--- begin Records provided ---
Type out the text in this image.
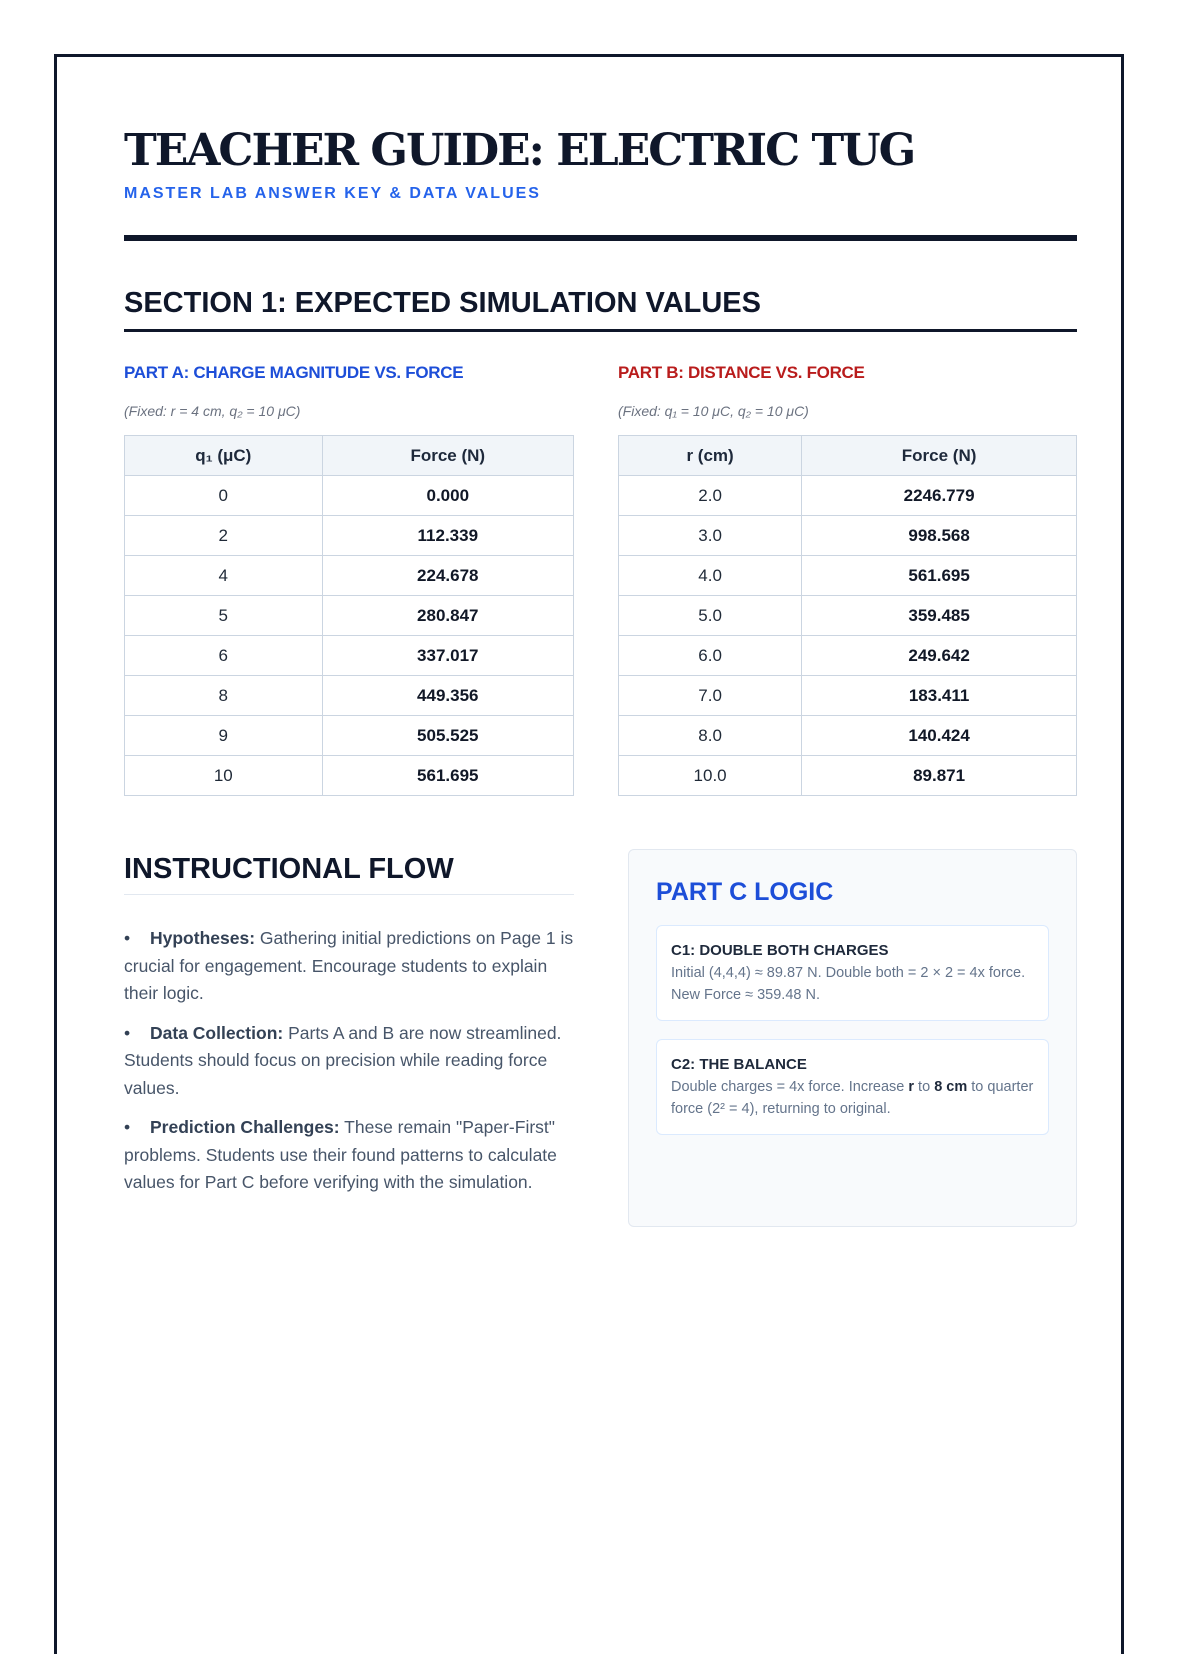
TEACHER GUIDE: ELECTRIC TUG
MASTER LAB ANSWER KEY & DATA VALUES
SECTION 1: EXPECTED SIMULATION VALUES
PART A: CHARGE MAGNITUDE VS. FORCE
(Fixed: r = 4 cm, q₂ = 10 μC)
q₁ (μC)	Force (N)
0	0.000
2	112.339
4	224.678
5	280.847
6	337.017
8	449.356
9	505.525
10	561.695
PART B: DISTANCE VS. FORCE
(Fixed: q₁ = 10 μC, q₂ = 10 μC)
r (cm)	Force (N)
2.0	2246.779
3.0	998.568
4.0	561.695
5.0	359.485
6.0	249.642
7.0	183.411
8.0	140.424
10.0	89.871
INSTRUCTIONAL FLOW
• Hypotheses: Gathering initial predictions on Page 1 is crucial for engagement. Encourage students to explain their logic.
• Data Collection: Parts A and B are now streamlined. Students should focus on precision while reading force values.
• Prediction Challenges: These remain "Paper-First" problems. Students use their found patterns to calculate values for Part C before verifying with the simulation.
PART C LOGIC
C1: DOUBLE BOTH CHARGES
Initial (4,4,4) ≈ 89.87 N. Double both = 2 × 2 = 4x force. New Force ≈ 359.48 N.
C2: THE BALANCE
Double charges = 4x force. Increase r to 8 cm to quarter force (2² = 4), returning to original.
--- end Records provided ---
What to work on –
Repeat the listing above exactly, with no pictures.

The solution –
Type out the text in this image.
TEACHER GUIDE: ELECTRIC TUG
MASTER LAB ANSWER KEY & DATA VALUES
SECTION 1: EXPECTED SIMULATION VALUES
PART A: CHARGE MAGNITUDE VS. FORCE
(Fixed: r = 4 cm, q₂ = 10 μC)
q₁ (μC)	Force (N)
0	0.000
2	112.339
4	224.678
5	280.847
6	337.017
8	449.356
9	505.525
10	561.695
PART B: DISTANCE VS. FORCE
(Fixed: q₁ = 10 μC, q₂ = 10 μC)
r (cm)	Force (N)
2.0	2246.779
3.0	998.568
4.0	561.695
5.0	359.485
6.0	249.642
7.0	183.411
8.0	140.424
10.0	89.871
INSTRUCTIONAL FLOW
• Hypotheses: Gathering initial predictions on Page 1 is crucial for engagement. Encourage students to explain their logic.
• Data Collection: Parts A and B are now streamlined. Students should focus on precision while reading force values.
• Prediction Challenges: These remain "Paper-First" problems. Students use their found patterns to calculate values for Part C before verifying with the simulation.
PART C LOGIC
C1: DOUBLE BOTH CHARGES
Initial (4,4,4) ≈ 89.87 N. Double both = 2 × 2 = 4x force. New Force ≈ 359.48 N.
C2: THE BALANCE
Double charges = 4x force. Increase r to 8 cm to quarter force (2² = 4), returning to original.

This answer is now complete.